TO DO
Give every entry again, word for word and in full.

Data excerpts
"""

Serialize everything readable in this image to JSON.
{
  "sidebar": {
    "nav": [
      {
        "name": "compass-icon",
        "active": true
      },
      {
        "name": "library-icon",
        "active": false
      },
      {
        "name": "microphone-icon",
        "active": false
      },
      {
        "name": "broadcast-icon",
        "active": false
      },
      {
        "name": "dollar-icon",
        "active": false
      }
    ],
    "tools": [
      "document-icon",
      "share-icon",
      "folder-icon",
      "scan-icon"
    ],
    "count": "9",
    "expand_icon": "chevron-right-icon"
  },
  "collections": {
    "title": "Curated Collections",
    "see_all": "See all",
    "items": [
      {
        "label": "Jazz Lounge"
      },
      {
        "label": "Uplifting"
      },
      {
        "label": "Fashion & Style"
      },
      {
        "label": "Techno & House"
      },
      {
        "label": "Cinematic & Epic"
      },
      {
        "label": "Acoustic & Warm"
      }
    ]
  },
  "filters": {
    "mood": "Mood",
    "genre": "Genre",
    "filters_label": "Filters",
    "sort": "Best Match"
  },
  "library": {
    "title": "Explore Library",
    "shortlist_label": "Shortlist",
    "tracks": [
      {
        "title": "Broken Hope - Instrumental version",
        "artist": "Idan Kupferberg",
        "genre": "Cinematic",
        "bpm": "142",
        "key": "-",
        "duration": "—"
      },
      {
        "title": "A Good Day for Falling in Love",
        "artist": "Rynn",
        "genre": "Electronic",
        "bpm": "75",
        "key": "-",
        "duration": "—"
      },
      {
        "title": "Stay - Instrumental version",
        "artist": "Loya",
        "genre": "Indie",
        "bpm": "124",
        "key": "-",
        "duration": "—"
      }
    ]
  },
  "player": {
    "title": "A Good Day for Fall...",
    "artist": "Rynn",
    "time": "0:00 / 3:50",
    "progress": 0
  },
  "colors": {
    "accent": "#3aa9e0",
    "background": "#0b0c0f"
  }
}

"""

SOLUTION FOR THIS EXERCISE
Serialize everything readable in this image to JSON.
{
  "sidebar": {
    "nav": [
      {
        "name": "compass-icon",
        "active": true
      },
      {
        "name": "library-icon",
        "active": false
      },
      {
        "name": "microphone-icon",
        "active": false
      },
      {
        "name": "broadcast-icon",
        "active": false
      },
      {
        "name": "dollar-icon",
        "active": false
      }
    ],
    "tools": [
      "document-icon",
      "share-icon",
      "folder-icon",
      "scan-icon"
    ],
    "count": "9",
    "expand_icon": "chevron-right-icon"
  },
  "collections": {
    "title": "Curated Collections",
    "see_all": "See all",
    "items": [
      {
        "label": "Jazz Lounge"
      },
      {
        "label": "Uplifting"
      },
      {
        "label": "Fashion & Style"
      },
      {
        "label": "Techno & House"
      },
      {
        "label": "Cinematic & Epic"
      },
      {
        "label": "Acoustic & Warm"
      }
    ]
  },
  "filters": {
    "mood": "Mood",
    "genre": "Genre",
    "filters_label": "Filters",
    "sort": "Best Match"
  },
  "library": {
    "title": "Explore Library",
    "shortlist_label": "Shortlist",
    "tracks": [
      {
        "title": "Broken Hope - Instrumental version",
        "artist": "Idan Kupferberg",
        "genre": "Cinematic",
        "bpm": "142",
        "key": "-",
        "duration": "—"
      },
      {
        "title": "A Good Day for Falling in Love",
        "artist": "Rynn",
        "genre": "Electronic",
        "bpm": "75",
        "key": "-",
        "duration": "—"
      },
      {
        "title": "Stay - Instrumental version",
        "artist": "Loya",
        "genre": "Indie",
        "bpm": "124",
        "key": "-",
        "duration": "—"
      }
    ]
  },
  "player": {
    "title": "A Good Day for Fall...",
    "artist": "Rynn",
    "time": "0:00 / 3:50",
    "progress": 0
  },
  "colors": {
    "accent": "#3aa9e0",
    "background": "#0b0c0f"
  }
}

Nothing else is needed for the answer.